What is needed -> Output all the data exactly. Pictures do not belong in the copy.
--- BEGIN ---
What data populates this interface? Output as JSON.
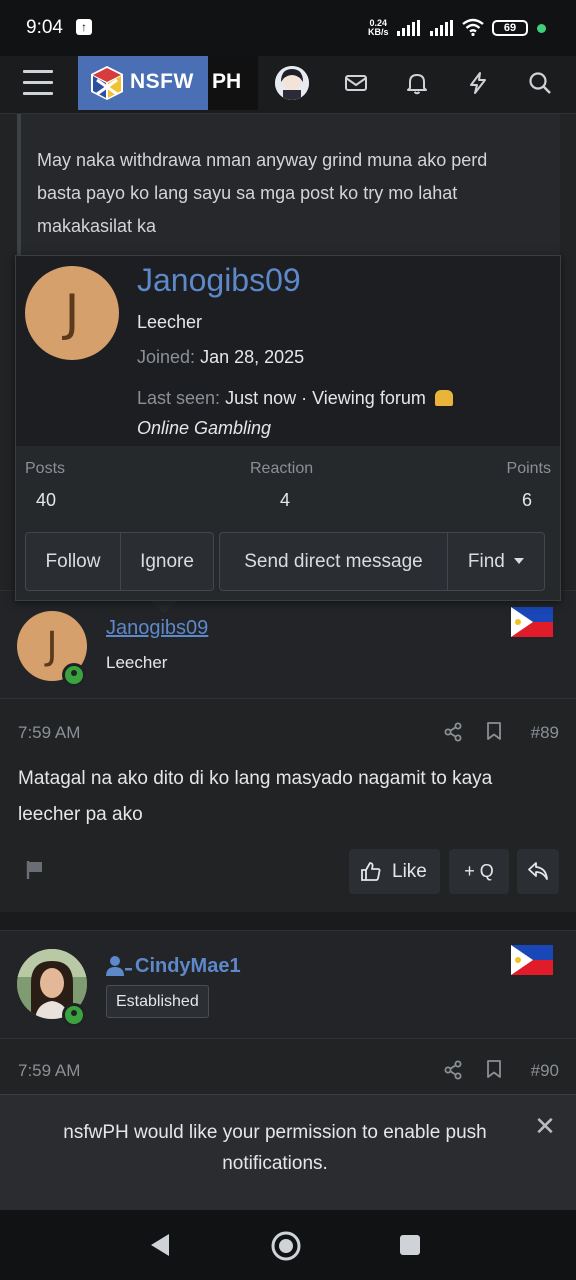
{
  "status": {
    "time": "9:04",
    "net_speed_value": "0.24",
    "net_speed_unit": "KB/s",
    "battery": "69"
  },
  "header": {
    "logo_text": "NSFW",
    "logo_suffix": "PH"
  },
  "quote": {
    "text": "May naka withdrawa nman anyway grind muna ako perd basta payo ko lang sayu sa mga post ko try mo lahat makakasilat ka"
  },
  "member_card": {
    "avatar_letter": "J",
    "username": "Janogibs09",
    "user_title": "Leecher",
    "joined_label": "Joined:",
    "joined_value": "Jan 28, 2025",
    "last_seen_label": "Last seen:",
    "last_seen_value": "Just now · Viewing forum",
    "last_seen_forum": "Online Gambling",
    "stats": [
      {
        "label": "Posts",
        "value": "40"
      },
      {
        "label": "Reaction",
        "value": "4"
      },
      {
        "label": "Points",
        "value": "6"
      }
    ],
    "actions": {
      "follow": "Follow",
      "ignore": "Ignore",
      "message": "Send direct message",
      "find": "Find"
    }
  },
  "posts": [
    {
      "avatar_letter": "J",
      "username": "Janogibs09",
      "user_title": "Leecher",
      "time": "7:59 AM",
      "number": "#89",
      "text": "Matagal na ako dito di ko lang masyado nagamit to kaya leecher pa ako",
      "like_label": "Like",
      "quote_label": "+ Q"
    },
    {
      "username": "CindyMae1",
      "user_title": "Established",
      "time": "7:59 AM",
      "number": "#90"
    }
  ],
  "push_banner": {
    "text": "nsfwPH would like your permission to enable push notifications."
  },
  "colors": {
    "accent": "#5d88c9",
    "background": "#212325",
    "online": "#3aa33d",
    "avatar_bg": "#d6a06c"
  }
}
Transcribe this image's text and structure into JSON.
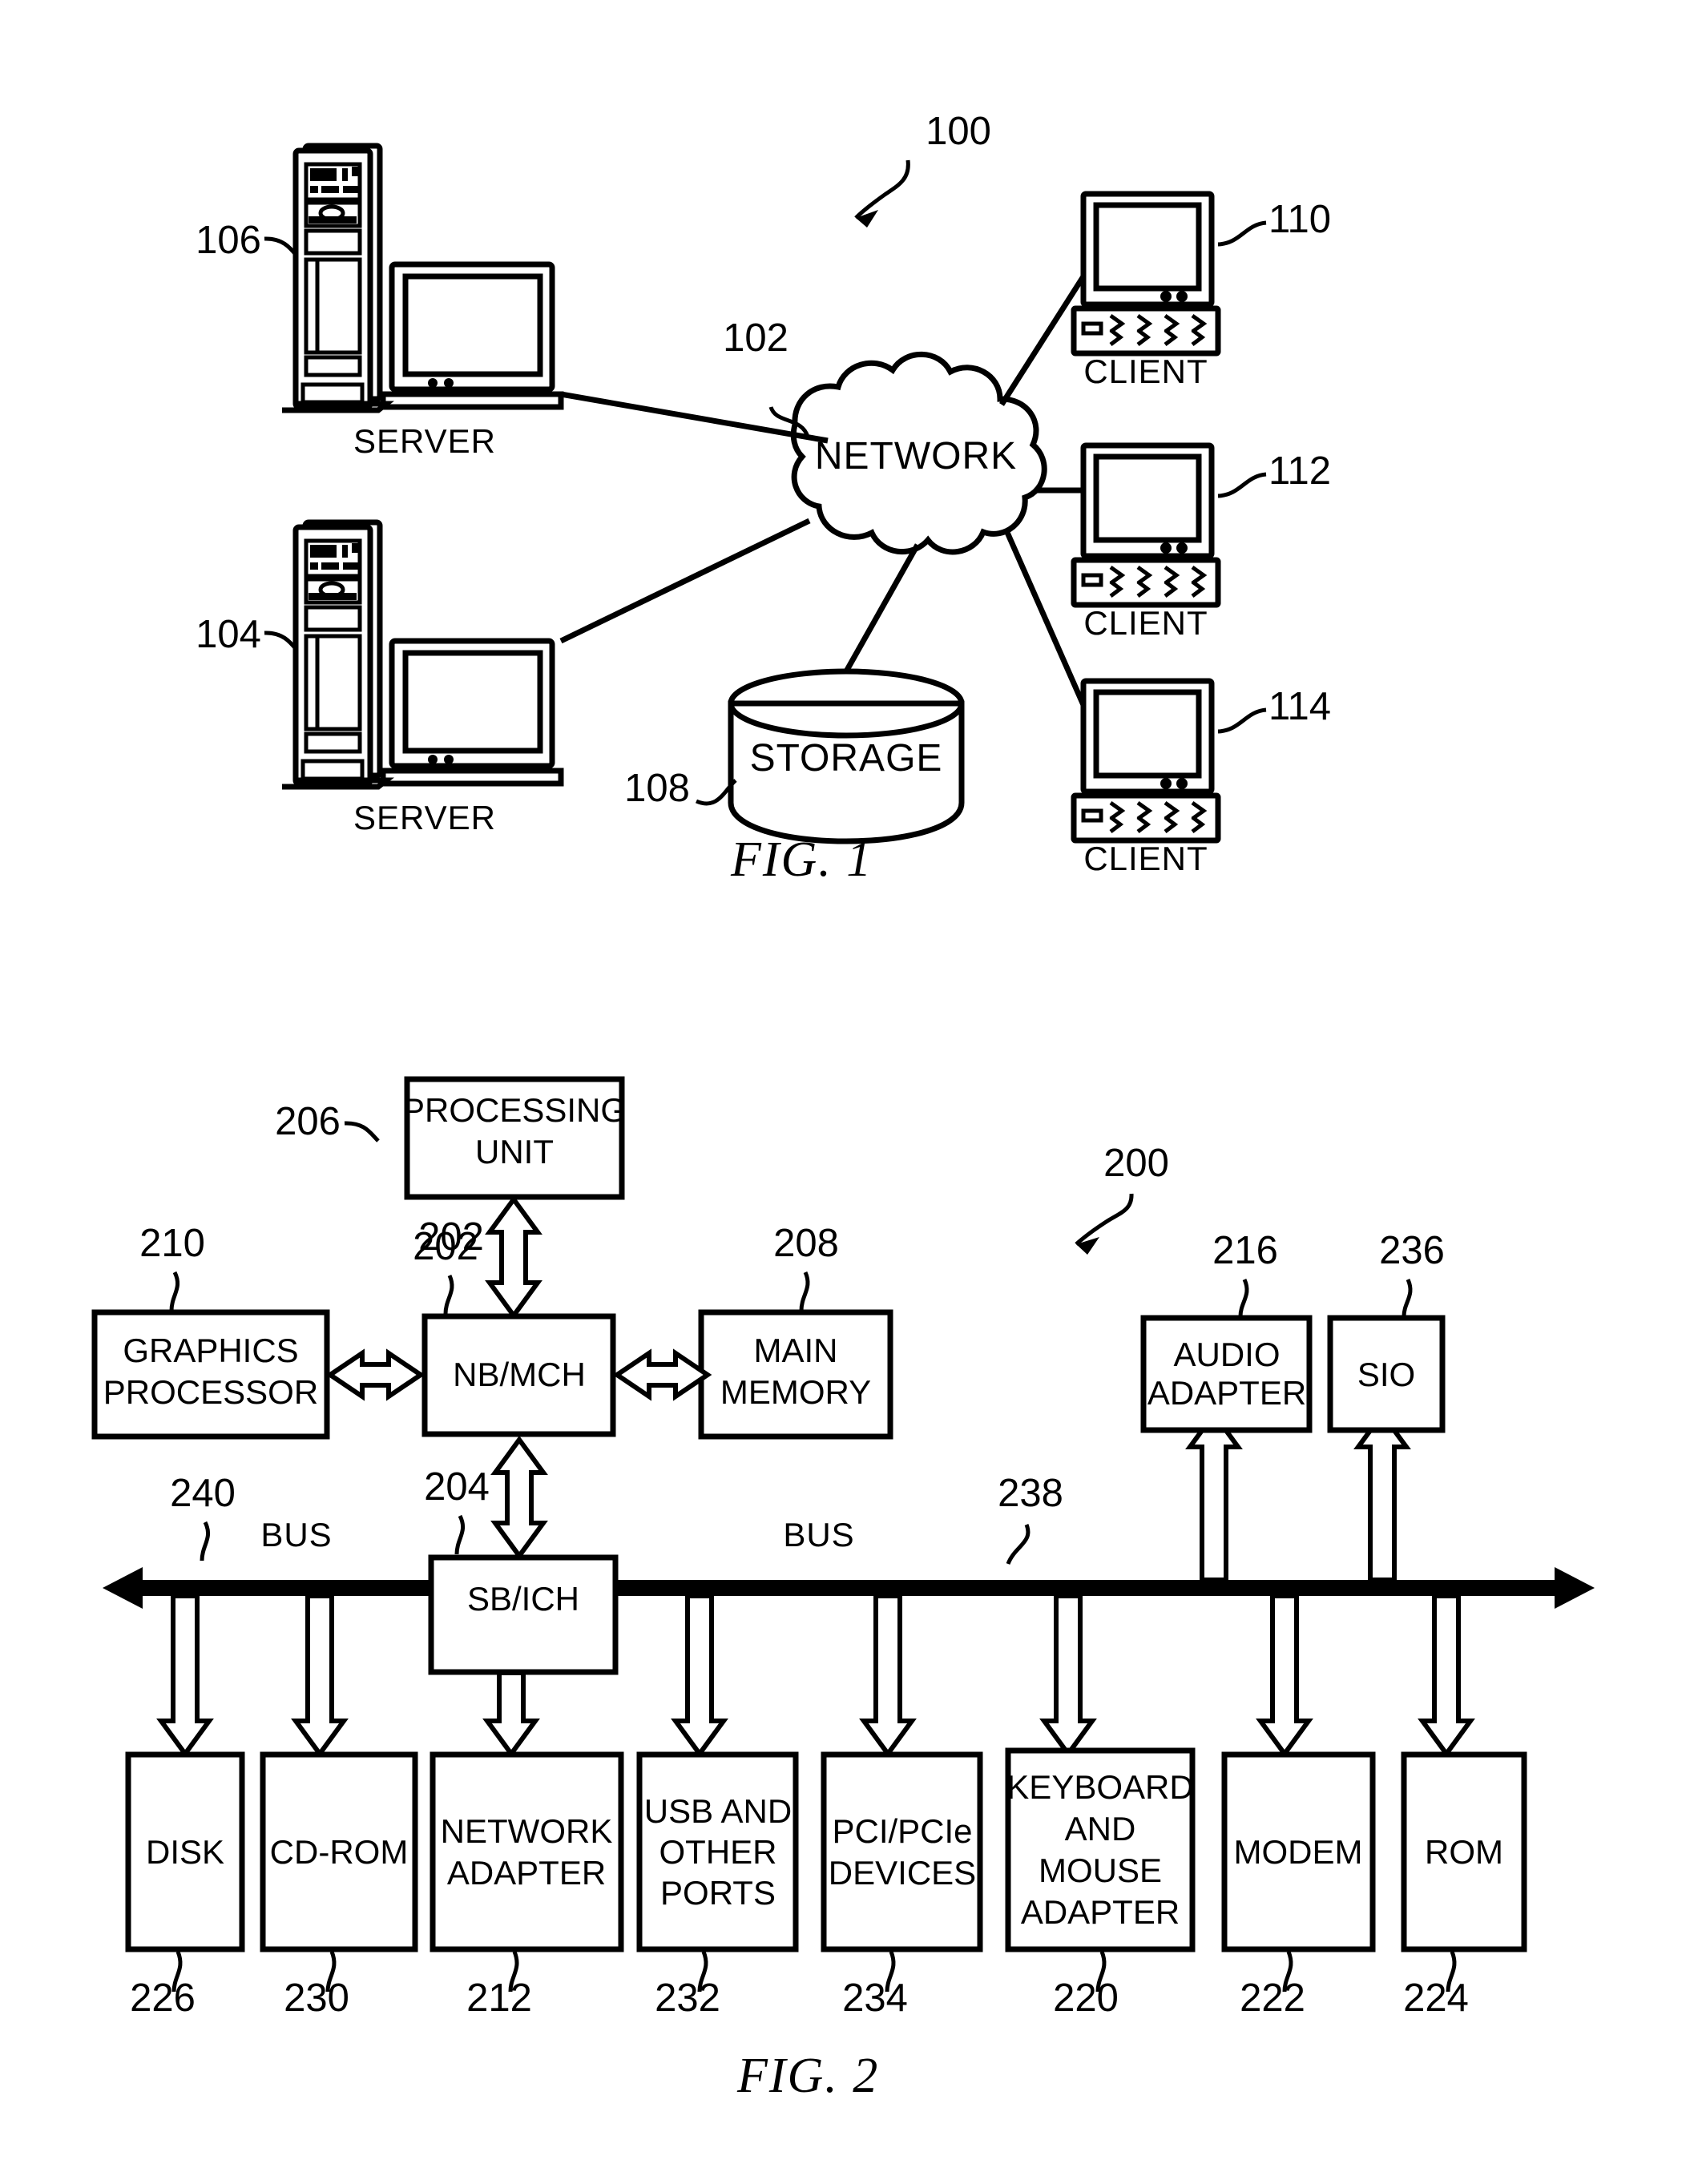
{
  "document": {
    "type": "patent-drawing-sheet",
    "figures": [
      {
        "id": "fig1",
        "caption": "FIG. 1",
        "overall_ref": "100",
        "nodes": [
          {
            "ref": "106",
            "label": "SERVER",
            "kind": "server-tower-and-monitor"
          },
          {
            "ref": "104",
            "label": "SERVER",
            "kind": "server-tower-and-monitor"
          },
          {
            "ref": "102",
            "label": "NETWORK",
            "kind": "cloud"
          },
          {
            "ref": "108",
            "label": "STORAGE",
            "kind": "cylinder"
          },
          {
            "ref": "110",
            "label": "CLIENT",
            "kind": "desktop-computer"
          },
          {
            "ref": "112",
            "label": "CLIENT",
            "kind": "desktop-computer"
          },
          {
            "ref": "114",
            "label": "CLIENT",
            "kind": "desktop-computer"
          }
        ]
      },
      {
        "id": "fig2",
        "caption": "FIG. 2",
        "overall_ref": "200",
        "bus_labels": [
          {
            "ref": "240",
            "label": "BUS"
          },
          {
            "ref": "238",
            "label": "BUS"
          }
        ],
        "blocks": [
          {
            "ref": "206",
            "label": "PROCESSING UNIT",
            "lines": [
              "PROCESSING",
              "UNIT"
            ]
          },
          {
            "ref": "202",
            "label": "NB/MCH",
            "lines": [
              "NB/MCH"
            ]
          },
          {
            "ref": "210",
            "label": "GRAPHICS PROCESSOR",
            "lines": [
              "GRAPHICS",
              "PROCESSOR"
            ]
          },
          {
            "ref": "208",
            "label": "MAIN MEMORY",
            "lines": [
              "MAIN",
              "MEMORY"
            ]
          },
          {
            "ref": "216",
            "label": "AUDIO ADAPTER",
            "lines": [
              "AUDIO",
              "ADAPTER"
            ]
          },
          {
            "ref": "236",
            "label": "SIO",
            "lines": [
              "SIO"
            ]
          },
          {
            "ref": "204",
            "label": "SB/ICH",
            "lines": [
              "SB/ICH"
            ]
          },
          {
            "ref": "226",
            "label": "DISK",
            "lines": [
              "DISK"
            ]
          },
          {
            "ref": "230",
            "label": "CD-ROM",
            "lines": [
              "CD-ROM"
            ]
          },
          {
            "ref": "212",
            "label": "NETWORK ADAPTER",
            "lines": [
              "NETWORK",
              "ADAPTER"
            ]
          },
          {
            "ref": "232",
            "label": "USB AND OTHER PORTS",
            "lines": [
              "USB AND",
              "OTHER",
              "PORTS"
            ]
          },
          {
            "ref": "234",
            "label": "PCI/PCIe DEVICES",
            "lines": [
              "PCI/PCIe",
              "DEVICES"
            ]
          },
          {
            "ref": "220",
            "label": "KEYBOARD AND MOUSE ADAPTER",
            "lines": [
              "KEYBOARD",
              "AND",
              "MOUSE",
              "ADAPTER"
            ]
          },
          {
            "ref": "222",
            "label": "MODEM",
            "lines": [
              "MODEM"
            ]
          },
          {
            "ref": "224",
            "label": "ROM",
            "lines": [
              "ROM"
            ]
          }
        ]
      }
    ]
  },
  "fig1": {
    "caption": "FIG. 1",
    "ref_100": "100",
    "ref_106": "106",
    "ref_104": "104",
    "ref_102": "102",
    "ref_108": "108",
    "ref_110": "110",
    "ref_112": "112",
    "ref_114": "114",
    "label_server_top": "SERVER",
    "label_server_bottom": "SERVER",
    "label_network": "NETWORK",
    "label_storage": "STORAGE",
    "label_client_1": "CLIENT",
    "label_client_2": "CLIENT",
    "label_client_3": "CLIENT"
  },
  "fig2": {
    "caption": "FIG. 2",
    "ref_200": "200",
    "ref_206": "206",
    "ref_202a": "202",
    "ref_202b": "202",
    "ref_210": "210",
    "ref_208": "208",
    "ref_216": "216",
    "ref_236": "236",
    "ref_204": "204",
    "ref_240": "240",
    "ref_238": "238",
    "ref_226": "226",
    "ref_230": "230",
    "ref_212": "212",
    "ref_232": "232",
    "ref_234": "234",
    "ref_220": "220",
    "ref_222": "222",
    "ref_224": "224",
    "pu_l1": "PROCESSING",
    "pu_l2": "UNIT",
    "nbmch": "NB/MCH",
    "gp_l1": "GRAPHICS",
    "gp_l2": "PROCESSOR",
    "mm_l1": "MAIN",
    "mm_l2": "MEMORY",
    "aa_l1": "AUDIO",
    "aa_l2": "ADAPTER",
    "sio": "SIO",
    "sbich": "SB/ICH",
    "bus_left": "BUS",
    "bus_right": "BUS",
    "disk": "DISK",
    "cdrom": "CD-ROM",
    "na_l1": "NETWORK",
    "na_l2": "ADAPTER",
    "usb_l1": "USB AND",
    "usb_l2": "OTHER",
    "usb_l3": "PORTS",
    "pci_l1": "PCI/PCIe",
    "pci_l2": "DEVICES",
    "km_l1": "KEYBOARD",
    "km_l2": "AND",
    "km_l3": "MOUSE",
    "km_l4": "ADAPTER",
    "modem": "MODEM",
    "rom": "ROM"
  }
}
--- END ---
Written solution ->
What data populates this interface? Output as JSON.
{
  "status": {
    "time": "9:04",
    "net_speed_value": "0.24",
    "net_speed_unit": "KB/s",
    "battery": "69"
  },
  "header": {
    "logo_text": "NSFW",
    "logo_suffix": "PH"
  },
  "quote": {
    "text": "May naka withdrawa nman anyway grind muna ako perd basta payo ko lang sayu sa mga post ko try mo lahat makakasilat ka"
  },
  "member_card": {
    "avatar_letter": "J",
    "username": "Janogibs09",
    "user_title": "Leecher",
    "joined_label": "Joined:",
    "joined_value": "Jan 28, 2025",
    "last_seen_label": "Last seen:",
    "last_seen_value": "Just now · Viewing forum",
    "last_seen_forum": "Online Gambling",
    "stats": [
      {
        "label": "Posts",
        "value": "40"
      },
      {
        "label": "Reaction",
        "value": "4"
      },
      {
        "label": "Points",
        "value": "6"
      }
    ],
    "actions": {
      "follow": "Follow",
      "ignore": "Ignore",
      "message": "Send direct message",
      "find": "Find"
    }
  },
  "posts": [
    {
      "avatar_letter": "J",
      "username": "Janogibs09",
      "user_title": "Leecher",
      "time": "7:59 AM",
      "number": "#89",
      "text": "Matagal na ako dito di ko lang masyado nagamit to kaya leecher pa ako",
      "like_label": "Like",
      "quote_label": "+ Q"
    },
    {
      "username": "CindyMae1",
      "user_title": "Established",
      "time": "7:59 AM",
      "number": "#90"
    }
  ],
  "push_banner": {
    "text": "nsfwPH would like your permission to enable push notifications."
  },
  "colors": {
    "accent": "#5d88c9",
    "background": "#212325",
    "online": "#3aa33d",
    "avatar_bg": "#d6a06c"
  }
}
Transcribe this image's text and structure into JSON.
{
  "document": {
    "type": "patent-drawing-sheet",
    "figures": [
      {
        "id": "fig1",
        "caption": "FIG. 1",
        "overall_ref": "100",
        "nodes": [
          {
            "ref": "106",
            "label": "SERVER",
            "kind": "server-tower-and-monitor"
          },
          {
            "ref": "104",
            "label": "SERVER",
            "kind": "server-tower-and-monitor"
          },
          {
            "ref": "102",
            "label": "NETWORK",
            "kind": "cloud"
          },
          {
            "ref": "108",
            "label": "STORAGE",
            "kind": "cylinder"
          },
          {
            "ref": "110",
            "label": "CLIENT",
            "kind": "desktop-computer"
          },
          {
            "ref": "112",
            "label": "CLIENT",
            "kind": "desktop-computer"
          },
          {
            "ref": "114",
            "label": "CLIENT",
            "kind": "desktop-computer"
          }
        ]
      },
      {
        "id": "fig2",
        "caption": "FIG. 2",
        "overall_ref": "200",
        "bus_labels": [
          {
            "ref": "240",
            "label": "BUS"
          },
          {
            "ref": "238",
            "label": "BUS"
          }
        ],
        "blocks": [
          {
            "ref": "206",
            "label": "PROCESSING UNIT",
            "lines": [
              "PROCESSING",
              "UNIT"
            ]
          },
          {
            "ref": "202",
            "label": "NB/MCH",
            "lines": [
              "NB/MCH"
            ]
          },
          {
            "ref": "210",
            "label": "GRAPHICS PROCESSOR",
            "lines": [
              "GRAPHICS",
              "PROCESSOR"
            ]
          },
          {
            "ref": "208",
            "label": "MAIN MEMORY",
            "lines": [
              "MAIN",
              "MEMORY"
            ]
          },
          {
            "ref": "216",
            "label": "AUDIO ADAPTER",
            "lines": [
              "AUDIO",
              "ADAPTER"
            ]
          },
          {
            "ref": "236",
            "label": "SIO",
            "lines": [
              "SIO"
            ]
          },
          {
            "ref": "204",
            "label": "SB/ICH",
            "lines": [
              "SB/ICH"
            ]
          },
          {
            "ref": "226",
            "label": "DISK",
            "lines": [
              "DISK"
            ]
          },
          {
            "ref": "230",
            "label": "CD-ROM",
            "lines": [
              "CD-ROM"
            ]
          },
          {
            "ref": "212",
            "label": "NETWORK ADAPTER",
            "lines": [
              "NETWORK",
              "ADAPTER"
            ]
          },
          {
            "ref": "232",
            "label": "USB AND OTHER PORTS",
            "lines": [
              "USB AND",
              "OTHER",
              "PORTS"
            ]
          },
          {
            "ref": "234",
            "label": "PCI/PCIe DEVICES",
            "lines": [
              "PCI/PCIe",
              "DEVICES"
            ]
          },
          {
            "ref": "220",
            "label": "KEYBOARD AND MOUSE ADAPTER",
            "lines": [
              "KEYBOARD",
              "AND",
              "MOUSE",
              "ADAPTER"
            ]
          },
          {
            "ref": "222",
            "label": "MODEM",
            "lines": [
              "MODEM"
            ]
          },
          {
            "ref": "224",
            "label": "ROM",
            "lines": [
              "ROM"
            ]
          }
        ]
      }
    ]
  },
  "fig1": {
    "caption": "FIG. 1",
    "ref_100": "100",
    "ref_106": "106",
    "ref_104": "104",
    "ref_102": "102",
    "ref_108": "108",
    "ref_110": "110",
    "ref_112": "112",
    "ref_114": "114",
    "label_server_top": "SERVER",
    "label_server_bottom": "SERVER",
    "label_network": "NETWORK",
    "label_storage": "STORAGE",
    "label_client_1": "CLIENT",
    "label_client_2": "CLIENT",
    "label_client_3": "CLIENT"
  },
  "fig2": {
    "caption": "FIG. 2",
    "ref_200": "200",
    "ref_206": "206",
    "ref_202a": "202",
    "ref_202b": "202",
    "ref_210": "210",
    "ref_208": "208",
    "ref_216": "216",
    "ref_236": "236",
    "ref_204": "204",
    "ref_240": "240",
    "ref_238": "238",
    "ref_226": "226",
    "ref_230": "230",
    "ref_212": "212",
    "ref_232": "232",
    "ref_234": "234",
    "ref_220": "220",
    "ref_222": "222",
    "ref_224": "224",
    "pu_l1": "PROCESSING",
    "pu_l2": "UNIT",
    "nbmch": "NB/MCH",
    "gp_l1": "GRAPHICS",
    "gp_l2": "PROCESSOR",
    "mm_l1": "MAIN",
    "mm_l2": "MEMORY",
    "aa_l1": "AUDIO",
    "aa_l2": "ADAPTER",
    "sio": "SIO",
    "sbich": "SB/ICH",
    "bus_left": "BUS",
    "bus_right": "BUS",
    "disk": "DISK",
    "cdrom": "CD-ROM",
    "na_l1": "NETWORK",
    "na_l2": "ADAPTER",
    "usb_l1": "USB AND",
    "usb_l2": "OTHER",
    "usb_l3": "PORTS",
    "pci_l1": "PCI/PCIe",
    "pci_l2": "DEVICES",
    "km_l1": "KEYBOARD",
    "km_l2": "AND",
    "km_l3": "MOUSE",
    "km_l4": "ADAPTER",
    "modem": "MODEM",
    "rom": "ROM"
  }
}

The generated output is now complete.